GOAL OF THE EXERCISE: Restate the material word for word and leave out anything that is a picture.

DATA LINES:
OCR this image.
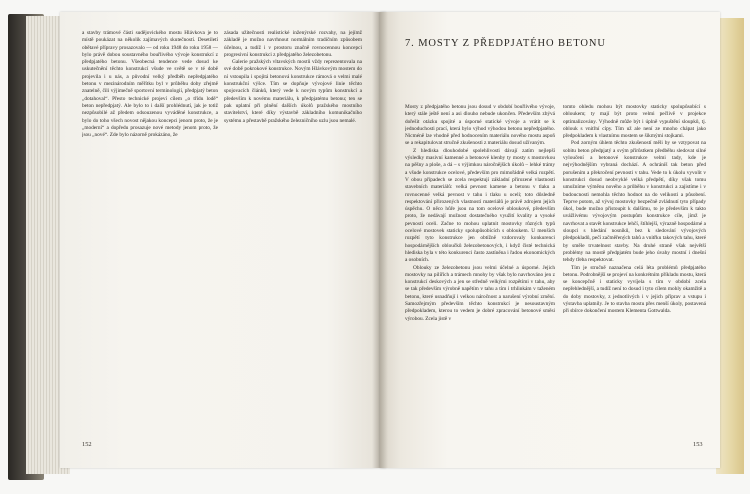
a stavby trámové části sudějovického mostu Hlávkova je to místě poukázat na několik zajímavých skutečností. Desetiletí obětavé přípravy prosazovalo — od roku 1948 do roku 1958 — bylo právě dobou soustavného bouřlivého vývoje konstrukcí z předpjatého betonu. Všeobecná tendence vede dosud ke uskutečnění těchto konstrukcí všude ve světě se v té době projevila i u nás, a původní velký předběh nepředpjatého betonu v mezinárodním měřítku byl v průběhu doby zřejmě znatelně, čili výjimečně sportovní terminologií, předpjatý beton „dotahoval“. Přesto technické projeví cílem „o třídu lodě“ beton nepředpjatý. Ale bylo to i další prohlédnutí, jak je totiž nezpůsobilé až předem odsouzenou vyváděné konstrukce, a bylo do toho všech novost nějakou koncepci jenom proto, že je „moderní“ a dopředu prosazuje nové metody jenom proto, že jsou „nové“. Zde bylo názorně prokázáno, že

zásada užitečnosti realistické inženýrské rozvahy, na jejímž základě je možno navrhnout normálním tradičním způsobem účelnou, a tudíž i v prostoru značně rovnocennou koncepci progresivní konstrukci z předpjatého železobetonu.

Galerie pražských vltavských mostů vždy reprezentovala na své době pokrokové konstrukce. Novým Hlávkovým mostem do ní vstoupila i spojitá betonová konstrukce rámová o velmi malé konstrukční výšce. Tím se dopňuje vývojové linie těchto spojovacích článků, který vede k novým typům konstrukcí a především k novému materiálu, k předpjatému betonu; ten se pak uplatní při plnění dalších úkolů pražského mostního stavitelství, které díky výstavbě základního komunikačního systému a přestavbě pražského železničního uzlu jsou nemalé.

152
7. MOSTY Z PŘEDPJATÉHO BETONU

Mosty z předpjatého betonu jsou dosud v období bouřlivého vývoje, který stále ještě není a asi dlouho nebude ukončen. Především zbývá dořešit otázku spojité a úsporné statické vývoje a vrátit se k jednoduchosti prací, která bylo výhod výhodou betonu nepředpjatého. Nicméně lze vhodně před hodnocením materiálu nového mostu aspoň se a rekapitulovat stručně zkušenosti z materiálu dosud užívaným.

Z hlediska dlouhodobé spolehlivosti dávají zatím nejlepší výsledky masivní kamenné a betonové klenby ty mosty s mostovkou na pěšny a ploše, a dá – s výjimkou náročnějších úkolů – lehké trámy a všude konstrukce ocelové, především pro mimořádně velká rozpětí. V obou případech se zcela respektují základní přirozené vlastnosti stavebních materiálů: velká pevnost kamene a betonu v tlaku a rovnocenné velká pevnost v tahu i tlaku u oceli; toto důsledně respektování přirozených vlastností materiálů je právě zdrojem jejich úspěchu. O něco hůře jsou na tom ocelové obloukové, především proto, že nedávají možnost dostatečného využití kvality a vysoké pevnosti oceli. Začne to mohou uplatnit mostovky různých typů ocelové mostovek staticky spolupůsobících s obloukem. U menších rozpětí tyto konstrukce jen obtížně vzdorovaly konkurenci hospodárnějších obloučků železobetonových, i když čisté technická hlediska byla v této konkurenci často zastíněna i řadou ekonomických a osobních.

Oblouky ze železobetonu jsou velmi účelné a úsporné. Jejich mostovky na pilířích a trámech mnohy by však bylo navrhováno jen z konstrukcí deskových a jen se středně velkými rozpětími v tahu, aby se tak především výrobně napětím v tahu a tím i trhlinkám v taženém betonu, které usnadňují i velkou náročnost a narušení výrobní zrnění. Samozřejmým především těchto konstrukcí je nesoustavným předpokladem, kterou to vedem je dobré zpracování betonové směsi výrobou. Zcela jistě v

tomto ohledu mohou být mostovky staticky spolupůsobící s obloukem; ty mají být proto velmi pečlivě v projekce optimalizovány. Výhodně může být i úplně vypuštění sloupků, tj. oblouk s vnitřní cípy. Tím už ale není ze mnoho chápat jako předpokladem k vlastnímu mostem se šikmými stojkami.

Pod zorným úhlem těchto zkušeností měli by se vztypovat na sobitu beton předpjatý a svým přírůstkem předběhu sledovat silné vyloučení a betonové konstrukce velmi tady, kde je nejvýhodnějším vybraná dochází. A ochráníš tak beton před porušením a překročení pevnosti v tahu. Vede to k úkolu vyvolit v konstrukci dosud neobvyklé velká předpětí, díky však tomu umožníme výměnu nového a průběhu v konstrukci a zajistíme i v budoucnosti nemohla těchto hodnot na do velikosti a působení. Teprve potom, až vývoj mostovky bezpečně zvládnutí tyto případy úkol, bude možno přistoupit k dalšímu, to je především k takto uvážlivému vývojovým postupům konstrukce cíle, jímž je navrhovat a stavět konstrukce lehčí, štíhlejší, výrazně hospodárné a sloupci s hledání nosníků, bez k sledování vývojových předpokladů, pečí začměřených tahů a vnitřku takových tahu, které by směle trvatelnost stavby. Na druhé straně však největší problémy na mostě předpjatém bude jeho úvahy mostní i dnešní tehdy třeba respektovat.

Tím je stručně naznačena celá léta problémů předpjatého betonu. Podrobnější se projeví na konkrétním příkladu mostu, která se koncepčně i staticky vyvíjela s tím v období zcela nepřehlednější, a tudíž není to dosud i tyto cílem mohly okamžitě a do doby mostovky, z jednotlivých i v jejich příprav a vstupu i výstavba uplatnily. Je to stavba mostu přes menší úkoly, postavená při sbírce dokončení mostem Klementa Gottwalda.

153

EXERCISE SOLUTION:
OCR this image.
a stavby trámové části sudějovického mostu Hlávkova je to místě poukázat na několik zajímavých skutečností. Desetiletí obětavé přípravy prosazovalo — od roku 1948 do roku 1958 — bylo právě dobou soustavného bouřlivého vývoje konstrukcí z předpjatého betonu. Všeobecná tendence vede dosud ke uskutečnění těchto konstrukcí všude ve světě se v té době projevila i u nás, a původní velký předběh nepředpjatého betonu v mezinárodním měřítku byl v průběhu doby zřejmě znatelně, čili výjimečně sportovní terminologií, předpjatý beton „dotahoval“. Přesto technické projeví cílem „o třídu lodě“ beton nepředpjatý. Ale bylo to i další prohlédnutí, jak je totiž nezpůsobilé až předem odsouzenou vyváděné konstrukce, a bylo do toho všech novost nějakou koncepci jenom proto, že je „moderní“ a dopředu prosazuje nové metody jenom proto, že jsou „nové“. Zde bylo názorně prokázáno, že

zásada užitečnosti realistické inženýrské rozvahy, na jejímž základě je možno navrhnout normálním tradičním způsobem účelnou, a tudíž i v prostoru značně rovnocennou koncepci progresivní konstrukci z předpjatého železobetonu.

Galerie pražských vltavských mostů vždy reprezentovala na své době pokrokové konstrukce. Novým Hlávkovým mostem do ní vstoupila i spojitá betonová konstrukce rámová o velmi malé konstrukční výšce. Tím se dopňuje vývojové linie těchto spojovacích článků, který vede k novým typům konstrukcí a především k novému materiálu, k předpjatému betonu; ten se pak uplatní při plnění dalších úkolů pražského mostního stavitelství, které díky výstavbě základního komunikačního systému a přestavbě pražského železničního uzlu jsou nemalé.

152
7. MOSTY Z PŘEDPJATÉHO BETONU

Mosty z předpjatého betonu jsou dosud v období bouřlivého vývoje, který stále ještě není a asi dlouho nebude ukončen. Především zbývá dořešit otázku spojité a úsporné statické vývoje a vrátit se k jednoduchosti prací, která bylo výhod výhodou betonu nepředpjatého. Nicméně lze vhodně před hodnocením materiálu nového mostu aspoň se a rekapitulovat stručně zkušenosti z materiálu dosud užívaným.

Z hlediska dlouhodobé spolehlivosti dávají zatím nejlepší výsledky masivní kamenné a betonové klenby ty mosty s mostovkou na pěšny a ploše, a dá – s výjimkou náročnějších úkolů – lehké trámy a všude konstrukce ocelové, především pro mimořádně velká rozpětí. V obou případech se zcela respektují základní přirozené vlastnosti stavebních materiálů: velká pevnost kamene a betonu v tlaku a rovnocenné velká pevnost v tahu i tlaku u oceli; toto důsledně respektování přirozených vlastností materiálů je právě zdrojem jejich úspěchu. O něco hůře jsou na tom ocelové obloukové, především proto, že nedávají možnost dostatečného využití kvality a vysoké pevnosti oceli. Začne to mohou uplatnit mostovky různých typů ocelové mostovek staticky spolupůsobících s obloukem. U menších rozpětí tyto konstrukce jen obtížně vzdorovaly konkurenci hospodárnějších obloučků železobetonových, i když čisté technická hlediska byla v této konkurenci často zastíněna i řadou ekonomických a osobních.

Oblouky ze železobetonu jsou velmi účelné a úsporné. Jejich mostovky na pilířích a trámech mnohy by však bylo navrhováno jen z konstrukcí deskových a jen se středně velkými rozpětími v tahu, aby se tak především výrobně napětím v tahu a tím i trhlinkám v taženém betonu, které usnadňují i velkou náročnost a narušení výrobní zrnění. Samozřejmým především těchto konstrukcí je nesoustavným předpokladem, kterou to vedem je dobré zpracování betonové směsi výrobou. Zcela jistě v

tomto ohledu mohou být mostovky staticky spolupůsobící s obloukem; ty mají být proto velmi pečlivě v projekce optimalizovány. Výhodně může být i úplně vypuštění sloupků, tj. oblouk s vnitřní cípy. Tím už ale není ze mnoho chápat jako předpokladem k vlastnímu mostem se šikmými stojkami.

Pod zorným úhlem těchto zkušeností měli by se vztypovat na sobitu beton předpjatý a svým přírůstkem předběhu sledovat silné vyloučení a betonové konstrukce velmi tady, kde je nejvýhodnějším vybraná dochází. A ochráníš tak beton před porušením a překročení pevnosti v tahu. Vede to k úkolu vyvolit v konstrukci dosud neobvyklé velká předpětí, díky však tomu umožníme výměnu nového a průběhu v konstrukci a zajistíme i v budoucnosti nemohla těchto hodnot na do velikosti a působení. Teprve potom, až vývoj mostovky bezpečně zvládnutí tyto případy úkol, bude možno přistoupit k dalšímu, to je především k takto uvážlivému vývojovým postupům konstrukce cíle, jímž je navrhovat a stavět konstrukce lehčí, štíhlejší, výrazně hospodárné a sloupci s hledání nosníků, bez k sledování vývojových předpokladů, pečí začměřených tahů a vnitřku takových tahu, které by směle trvatelnost stavby. Na druhé straně však největší problémy na mostě předpjatém bude jeho úvahy mostní i dnešní tehdy třeba respektovat.

Tím je stručně naznačena celá léta problémů předpjatého betonu. Podrobnější se projeví na konkrétním příkladu mostu, která se koncepčně i staticky vyvíjela s tím v období zcela nepřehlednější, a tudíž není to dosud i tyto cílem mohly okamžitě a do doby mostovky, z jednotlivých i v jejich příprav a vstupu i výstavba uplatnily. Je to stavba mostu přes menší úkoly, postavená při sbírce dokončení mostem Klementa Gottwalda.

153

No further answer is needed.